━━━━━ Teks Dokumen

Lombok Tengah – Bulan Ramadan sering kali dijadikan momentum untuk memperkuat nilai – nilai yang tertuang dalam empat pilar kebangsaan, khususnya dalam konteks kehidupan bernegara. Hal ini menjadi isu sentris Anggota Dewan Perwakilan Daerah (DPD) RI, Evi Apita Maya saat menyosialisasikan Empat Pilar Kebangsaan kepada ratusan pelajar Sekolah Menengah Atas Negeri (SMAN) 1 Pujut Lombok Tengah pada Senin (16/3).
Evi Apita Maya mengatakan, Ramadan menjadi waktu yang tepat untuk memperkuat ideologi Pancasila dan Persatuan Bangsa. Pada poin ini, intensif dengan pemperkuat keharmonisan, antar sesama warga, sesama saudara melalui wujud kebersamaan.

“Berbagi takjil, berbagi sembako itu jiwa kita. Sudah menjadi tradisi kita saling memberi. Kemudian bergotong royong tadarusan, membersihkan tempat ibadah. Saling memaafkan, saling mengunjungi keluarga dan kerabat. Semuanya itu cerminan empat pilar kebangsaan, momentum penguatan ideologi dan persatuan,” jelasnya.
Selain itu bulan suci ini juga dipandang sebagai waktu terbaik untuk menumbuhkan nilai – nilai kesetaraan. “Ketika hari raya semua berkumpul, menggunakan pakaian rapi bersih karena semua ikut merayakan. Ada kesetaraan disitu, tidak ada perbedaan atau disparitas sosial yang nampak,” kata Evi Apita Maya.

━━━━━━━━━━

§ **Ketentuan Latihan**:
1 > Bagaimana paragraf yang diawali "Lombok Tengah – Bulan Ramadan" dalam teks tentang Ramadan dan Empat Pilar Kebangsaan jika diringkas menjadi satu kalimat tanpa menghilangkan fakta utamanya?
2 > Apa terjemahan bahasa Inggris untuk kalimat "Evi Apita Maya mengatakan, Ramadan menjadi waktu yang tepat untuk memperkuat ideologi Pancasila dan Persatuan Bangsa." dari teks tentang Ramadan dan Empat Pilar Kebangsaan?
3 > Lanjutkan teks tentang Ramadan dan Empat Pilar Kebangsaan, mulai setelah kalimat terakhir yang ada.
Data ini sama sekali tidak berkaitan dengan teks tentang Ramadan dan Empat Pilar Kebangsaan.

━━━━━ Informasi Sumber

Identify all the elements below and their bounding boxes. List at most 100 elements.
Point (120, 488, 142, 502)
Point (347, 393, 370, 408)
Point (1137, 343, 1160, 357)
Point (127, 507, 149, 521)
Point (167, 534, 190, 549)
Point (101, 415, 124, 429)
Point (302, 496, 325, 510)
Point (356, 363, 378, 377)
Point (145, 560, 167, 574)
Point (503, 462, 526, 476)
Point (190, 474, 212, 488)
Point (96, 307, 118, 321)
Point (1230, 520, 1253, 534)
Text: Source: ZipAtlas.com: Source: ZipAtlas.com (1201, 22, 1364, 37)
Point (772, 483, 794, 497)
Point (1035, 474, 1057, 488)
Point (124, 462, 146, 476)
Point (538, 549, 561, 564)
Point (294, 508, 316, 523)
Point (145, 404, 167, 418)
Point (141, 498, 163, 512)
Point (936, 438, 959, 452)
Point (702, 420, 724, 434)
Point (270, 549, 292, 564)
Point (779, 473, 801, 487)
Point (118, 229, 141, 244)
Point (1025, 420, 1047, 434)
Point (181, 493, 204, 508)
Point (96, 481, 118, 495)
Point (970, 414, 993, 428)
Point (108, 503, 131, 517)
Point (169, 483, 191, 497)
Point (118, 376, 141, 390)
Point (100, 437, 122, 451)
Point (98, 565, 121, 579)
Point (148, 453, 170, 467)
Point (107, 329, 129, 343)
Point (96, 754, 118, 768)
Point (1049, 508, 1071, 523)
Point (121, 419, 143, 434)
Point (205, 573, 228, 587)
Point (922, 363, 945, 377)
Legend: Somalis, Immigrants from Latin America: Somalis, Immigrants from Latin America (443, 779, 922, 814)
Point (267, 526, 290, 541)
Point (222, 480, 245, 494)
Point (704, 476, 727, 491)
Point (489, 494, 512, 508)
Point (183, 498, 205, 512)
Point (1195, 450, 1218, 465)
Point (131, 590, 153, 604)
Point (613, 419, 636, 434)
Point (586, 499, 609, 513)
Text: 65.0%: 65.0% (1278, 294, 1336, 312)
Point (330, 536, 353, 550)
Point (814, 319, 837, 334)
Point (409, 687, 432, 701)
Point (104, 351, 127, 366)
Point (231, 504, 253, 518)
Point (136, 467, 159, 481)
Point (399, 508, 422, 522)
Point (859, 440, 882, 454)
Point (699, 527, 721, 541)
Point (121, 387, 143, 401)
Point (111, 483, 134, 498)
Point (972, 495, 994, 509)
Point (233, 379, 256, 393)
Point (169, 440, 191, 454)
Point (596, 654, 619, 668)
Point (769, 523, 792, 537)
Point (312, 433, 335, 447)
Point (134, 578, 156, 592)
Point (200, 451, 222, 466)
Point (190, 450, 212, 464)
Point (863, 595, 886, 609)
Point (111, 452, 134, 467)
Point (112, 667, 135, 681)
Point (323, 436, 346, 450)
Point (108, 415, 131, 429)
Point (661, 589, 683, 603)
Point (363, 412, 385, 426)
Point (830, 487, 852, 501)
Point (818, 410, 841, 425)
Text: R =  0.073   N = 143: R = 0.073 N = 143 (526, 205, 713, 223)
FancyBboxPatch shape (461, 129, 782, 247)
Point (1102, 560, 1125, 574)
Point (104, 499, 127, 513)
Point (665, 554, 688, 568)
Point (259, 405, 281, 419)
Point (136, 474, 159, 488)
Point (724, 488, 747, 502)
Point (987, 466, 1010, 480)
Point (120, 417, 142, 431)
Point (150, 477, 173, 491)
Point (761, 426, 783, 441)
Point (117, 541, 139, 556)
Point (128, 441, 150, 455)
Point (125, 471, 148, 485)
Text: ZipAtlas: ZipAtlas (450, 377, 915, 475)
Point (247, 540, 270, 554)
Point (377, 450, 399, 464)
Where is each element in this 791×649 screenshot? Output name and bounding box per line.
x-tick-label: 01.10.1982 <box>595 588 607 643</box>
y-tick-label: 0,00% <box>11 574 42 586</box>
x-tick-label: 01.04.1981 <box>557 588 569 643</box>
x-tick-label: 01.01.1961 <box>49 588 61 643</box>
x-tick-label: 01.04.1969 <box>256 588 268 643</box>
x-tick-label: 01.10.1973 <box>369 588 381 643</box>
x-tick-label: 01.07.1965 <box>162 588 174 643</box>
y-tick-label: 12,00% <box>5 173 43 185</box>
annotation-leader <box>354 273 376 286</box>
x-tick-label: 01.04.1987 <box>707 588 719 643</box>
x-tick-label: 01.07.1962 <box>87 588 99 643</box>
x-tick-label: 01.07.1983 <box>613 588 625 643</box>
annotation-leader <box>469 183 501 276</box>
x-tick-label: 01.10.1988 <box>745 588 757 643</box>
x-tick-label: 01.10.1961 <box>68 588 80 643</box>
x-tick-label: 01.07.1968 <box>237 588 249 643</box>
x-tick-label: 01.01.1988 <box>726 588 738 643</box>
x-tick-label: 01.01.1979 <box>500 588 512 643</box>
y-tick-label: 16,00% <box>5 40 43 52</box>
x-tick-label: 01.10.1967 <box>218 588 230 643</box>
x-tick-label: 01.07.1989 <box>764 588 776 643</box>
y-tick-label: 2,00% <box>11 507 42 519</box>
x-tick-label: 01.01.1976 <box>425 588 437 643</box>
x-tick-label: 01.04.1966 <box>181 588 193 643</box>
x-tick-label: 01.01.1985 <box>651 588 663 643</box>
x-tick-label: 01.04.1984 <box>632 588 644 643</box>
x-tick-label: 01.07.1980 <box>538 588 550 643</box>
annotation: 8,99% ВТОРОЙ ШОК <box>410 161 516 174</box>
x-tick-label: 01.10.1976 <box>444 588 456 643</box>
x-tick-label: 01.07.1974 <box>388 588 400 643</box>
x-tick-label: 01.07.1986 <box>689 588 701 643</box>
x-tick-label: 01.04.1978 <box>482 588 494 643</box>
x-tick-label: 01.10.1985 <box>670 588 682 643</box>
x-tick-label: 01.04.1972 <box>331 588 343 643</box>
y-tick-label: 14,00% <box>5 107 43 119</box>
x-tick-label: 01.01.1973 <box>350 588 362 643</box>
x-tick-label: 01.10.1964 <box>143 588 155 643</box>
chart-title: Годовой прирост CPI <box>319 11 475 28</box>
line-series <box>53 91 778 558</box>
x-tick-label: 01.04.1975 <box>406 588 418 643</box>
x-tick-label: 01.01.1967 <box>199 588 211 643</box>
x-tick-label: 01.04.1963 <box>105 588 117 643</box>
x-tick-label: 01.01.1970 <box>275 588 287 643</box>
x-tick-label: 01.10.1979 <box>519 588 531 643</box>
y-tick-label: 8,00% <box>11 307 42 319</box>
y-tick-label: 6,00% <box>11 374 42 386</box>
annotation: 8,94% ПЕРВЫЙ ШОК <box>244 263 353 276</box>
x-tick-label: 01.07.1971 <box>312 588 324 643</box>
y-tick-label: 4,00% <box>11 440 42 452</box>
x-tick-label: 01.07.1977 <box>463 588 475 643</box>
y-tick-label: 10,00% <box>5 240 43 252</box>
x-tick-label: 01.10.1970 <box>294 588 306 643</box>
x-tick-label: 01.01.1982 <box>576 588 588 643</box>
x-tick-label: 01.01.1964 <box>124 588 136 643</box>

━━━━━━━━━━

§ **Jawaban Tertulis**:
1 > Pada Senin (16/3), Anggota DPD RI Evi Apita Maya menyosialisasikan Empat Pilar Kebangsaan kepada ratusan pelajar SMAN 1 Pujut Lombok Tengah dengan menyoroti Ramadan sebagai momentum untuk memperkuat nilai-nilai empat pilar tersebut dalam kehidupan bernegara.

2 > Evi Apita Maya said that Ramadan is the right time to strengthen the ideology of Pancasila and national unity.

3 >
Senator cantik dapil NTB ini juga menyinggu istimewanya Ramadan 2026 yang beririsan dengan pelaksanaan ibadah Hari Raya Nyepi bagi umat Hindu. Penguatan toleransi menjadi hal yang mutlak, terlebih Provinsi NTB menjadi wadah bagi beragam suku agama dan etnis.

“Pemerintah sekarang mengeluarkan kebijakan, agar suka cita merayakan malam Lebaran dengan batas waktu tertentu. Kebijakan ini diambil demi toleransi, yang diatur dalam kebebasan setiap warga negara untuk memeluk agamanya masing – masing. Jadi yang muslim harus menghargai umat Hindu melaksanakan ibadahnya, begitupun umat Hindu selama ini selalu turut terlibat dalam menjaga ketertiban daerah agar umat muslim khusyuk melaksanakan ibadah,” jelas Evi Apita Maya.
Jadi momentum ini lanjut Evi Apita Maya, tidak hanya dipandang dari sisi spiritual melainkan juga menjadi aktualisasi nilai – nilai kebangsaan.